## THE EXERCISE
From the entries below, work out the number of lines that hold the word "транспортной", and give that number alone.

[start EXERCISE DATA]

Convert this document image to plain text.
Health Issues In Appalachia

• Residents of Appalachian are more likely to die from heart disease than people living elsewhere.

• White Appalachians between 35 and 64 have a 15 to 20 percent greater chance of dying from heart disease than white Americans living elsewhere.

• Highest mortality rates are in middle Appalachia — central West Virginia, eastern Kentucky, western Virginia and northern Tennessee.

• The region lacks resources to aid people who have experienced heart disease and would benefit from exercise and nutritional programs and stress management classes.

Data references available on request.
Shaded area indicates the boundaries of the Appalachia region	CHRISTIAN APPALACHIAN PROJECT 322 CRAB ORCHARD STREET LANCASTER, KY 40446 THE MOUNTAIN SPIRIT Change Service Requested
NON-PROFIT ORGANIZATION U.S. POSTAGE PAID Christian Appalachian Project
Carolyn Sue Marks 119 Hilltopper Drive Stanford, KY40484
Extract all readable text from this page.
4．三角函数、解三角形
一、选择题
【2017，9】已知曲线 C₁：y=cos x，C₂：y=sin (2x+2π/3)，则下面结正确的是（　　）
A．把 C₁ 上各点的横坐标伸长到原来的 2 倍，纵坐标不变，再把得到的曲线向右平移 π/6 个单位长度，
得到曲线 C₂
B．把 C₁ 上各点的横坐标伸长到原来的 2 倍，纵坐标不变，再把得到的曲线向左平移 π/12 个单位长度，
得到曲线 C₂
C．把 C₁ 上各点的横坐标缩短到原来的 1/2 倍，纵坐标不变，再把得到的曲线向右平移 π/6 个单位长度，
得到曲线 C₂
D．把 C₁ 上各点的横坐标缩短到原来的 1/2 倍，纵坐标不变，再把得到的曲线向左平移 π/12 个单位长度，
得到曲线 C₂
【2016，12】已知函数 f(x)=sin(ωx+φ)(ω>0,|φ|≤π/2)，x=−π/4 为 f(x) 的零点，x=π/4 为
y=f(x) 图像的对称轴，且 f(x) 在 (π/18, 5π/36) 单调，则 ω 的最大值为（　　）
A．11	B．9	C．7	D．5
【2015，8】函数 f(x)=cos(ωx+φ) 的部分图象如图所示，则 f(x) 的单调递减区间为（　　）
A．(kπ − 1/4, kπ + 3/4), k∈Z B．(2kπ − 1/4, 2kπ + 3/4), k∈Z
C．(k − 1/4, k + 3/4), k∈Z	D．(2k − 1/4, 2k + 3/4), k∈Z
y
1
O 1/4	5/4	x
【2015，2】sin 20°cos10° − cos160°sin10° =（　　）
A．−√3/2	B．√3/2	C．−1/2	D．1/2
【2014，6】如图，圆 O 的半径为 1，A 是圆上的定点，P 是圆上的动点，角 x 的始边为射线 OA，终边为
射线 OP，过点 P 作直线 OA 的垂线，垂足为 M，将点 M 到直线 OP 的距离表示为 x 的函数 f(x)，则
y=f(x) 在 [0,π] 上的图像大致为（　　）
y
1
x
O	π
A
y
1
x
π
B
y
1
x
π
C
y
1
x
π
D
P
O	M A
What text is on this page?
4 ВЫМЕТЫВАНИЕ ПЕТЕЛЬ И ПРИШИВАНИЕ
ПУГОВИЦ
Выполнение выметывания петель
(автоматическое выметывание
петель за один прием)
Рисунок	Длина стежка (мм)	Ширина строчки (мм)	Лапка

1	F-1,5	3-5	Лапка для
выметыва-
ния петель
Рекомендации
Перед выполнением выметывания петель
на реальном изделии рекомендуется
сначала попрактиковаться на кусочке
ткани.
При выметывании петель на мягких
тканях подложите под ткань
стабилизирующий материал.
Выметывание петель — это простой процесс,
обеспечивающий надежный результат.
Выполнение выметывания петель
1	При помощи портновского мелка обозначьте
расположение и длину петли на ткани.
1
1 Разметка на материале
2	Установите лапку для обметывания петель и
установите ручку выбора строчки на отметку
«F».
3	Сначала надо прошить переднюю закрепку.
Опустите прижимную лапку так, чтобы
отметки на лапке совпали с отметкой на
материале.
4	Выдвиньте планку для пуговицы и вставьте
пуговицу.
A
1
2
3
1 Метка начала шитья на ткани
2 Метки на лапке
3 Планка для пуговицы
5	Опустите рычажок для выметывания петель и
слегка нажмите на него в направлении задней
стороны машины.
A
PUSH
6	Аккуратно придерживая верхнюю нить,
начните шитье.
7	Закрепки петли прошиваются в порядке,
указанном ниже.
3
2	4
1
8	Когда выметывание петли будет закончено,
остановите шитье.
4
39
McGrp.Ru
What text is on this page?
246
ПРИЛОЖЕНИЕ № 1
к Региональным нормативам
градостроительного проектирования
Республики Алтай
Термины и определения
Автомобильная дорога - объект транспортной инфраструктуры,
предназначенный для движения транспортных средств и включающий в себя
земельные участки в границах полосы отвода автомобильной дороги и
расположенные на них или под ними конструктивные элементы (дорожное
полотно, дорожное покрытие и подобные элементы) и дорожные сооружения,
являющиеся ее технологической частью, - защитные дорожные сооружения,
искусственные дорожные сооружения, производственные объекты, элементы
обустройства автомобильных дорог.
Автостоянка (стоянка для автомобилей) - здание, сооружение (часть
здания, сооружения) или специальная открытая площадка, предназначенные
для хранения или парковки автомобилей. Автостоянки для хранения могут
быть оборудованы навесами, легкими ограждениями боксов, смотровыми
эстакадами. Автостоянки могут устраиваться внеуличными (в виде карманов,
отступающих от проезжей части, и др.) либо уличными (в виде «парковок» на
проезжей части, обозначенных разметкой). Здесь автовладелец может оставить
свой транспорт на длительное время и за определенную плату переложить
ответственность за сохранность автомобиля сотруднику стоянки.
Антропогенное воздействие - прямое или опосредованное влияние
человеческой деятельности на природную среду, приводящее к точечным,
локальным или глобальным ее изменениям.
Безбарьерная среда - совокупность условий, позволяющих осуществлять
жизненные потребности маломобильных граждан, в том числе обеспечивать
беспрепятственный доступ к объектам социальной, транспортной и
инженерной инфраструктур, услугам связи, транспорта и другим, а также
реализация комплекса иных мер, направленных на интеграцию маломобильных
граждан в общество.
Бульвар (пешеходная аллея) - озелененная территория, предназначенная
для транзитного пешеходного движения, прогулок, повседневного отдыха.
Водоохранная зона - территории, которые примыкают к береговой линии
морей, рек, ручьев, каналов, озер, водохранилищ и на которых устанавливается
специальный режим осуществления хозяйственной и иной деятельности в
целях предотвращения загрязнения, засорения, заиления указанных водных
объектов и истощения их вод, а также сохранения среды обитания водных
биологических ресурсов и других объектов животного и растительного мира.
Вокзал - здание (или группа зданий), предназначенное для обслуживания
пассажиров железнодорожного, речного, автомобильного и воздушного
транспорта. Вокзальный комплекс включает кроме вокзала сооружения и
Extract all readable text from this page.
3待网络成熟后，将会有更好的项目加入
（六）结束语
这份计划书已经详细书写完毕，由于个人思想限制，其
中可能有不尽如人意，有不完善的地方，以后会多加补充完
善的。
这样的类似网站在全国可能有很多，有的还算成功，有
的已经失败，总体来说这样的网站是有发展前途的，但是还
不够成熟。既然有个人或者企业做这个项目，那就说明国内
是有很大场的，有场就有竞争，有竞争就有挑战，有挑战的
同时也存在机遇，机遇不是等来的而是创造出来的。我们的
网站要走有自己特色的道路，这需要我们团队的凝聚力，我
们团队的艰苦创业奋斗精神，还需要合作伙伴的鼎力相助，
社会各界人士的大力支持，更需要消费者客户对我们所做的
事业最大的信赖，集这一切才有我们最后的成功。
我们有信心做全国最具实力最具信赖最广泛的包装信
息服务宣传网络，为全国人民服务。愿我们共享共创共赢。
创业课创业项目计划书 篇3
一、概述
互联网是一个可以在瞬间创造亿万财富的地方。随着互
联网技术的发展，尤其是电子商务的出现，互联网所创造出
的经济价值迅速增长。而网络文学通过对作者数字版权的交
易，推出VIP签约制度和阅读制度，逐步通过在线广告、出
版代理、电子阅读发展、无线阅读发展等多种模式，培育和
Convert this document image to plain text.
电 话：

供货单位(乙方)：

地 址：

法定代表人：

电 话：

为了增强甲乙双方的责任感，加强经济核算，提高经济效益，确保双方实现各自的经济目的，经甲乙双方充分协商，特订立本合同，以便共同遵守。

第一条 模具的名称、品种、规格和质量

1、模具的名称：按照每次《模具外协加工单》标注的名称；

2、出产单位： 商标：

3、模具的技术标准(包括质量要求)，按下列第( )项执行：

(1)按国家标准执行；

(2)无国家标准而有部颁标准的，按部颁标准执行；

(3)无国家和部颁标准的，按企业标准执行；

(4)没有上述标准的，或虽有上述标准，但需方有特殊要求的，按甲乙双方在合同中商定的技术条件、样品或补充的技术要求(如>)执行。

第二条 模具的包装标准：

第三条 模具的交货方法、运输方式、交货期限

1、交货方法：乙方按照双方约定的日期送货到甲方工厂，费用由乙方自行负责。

[end EXERCISE DATA]

## COMPLETE OUTPUT
2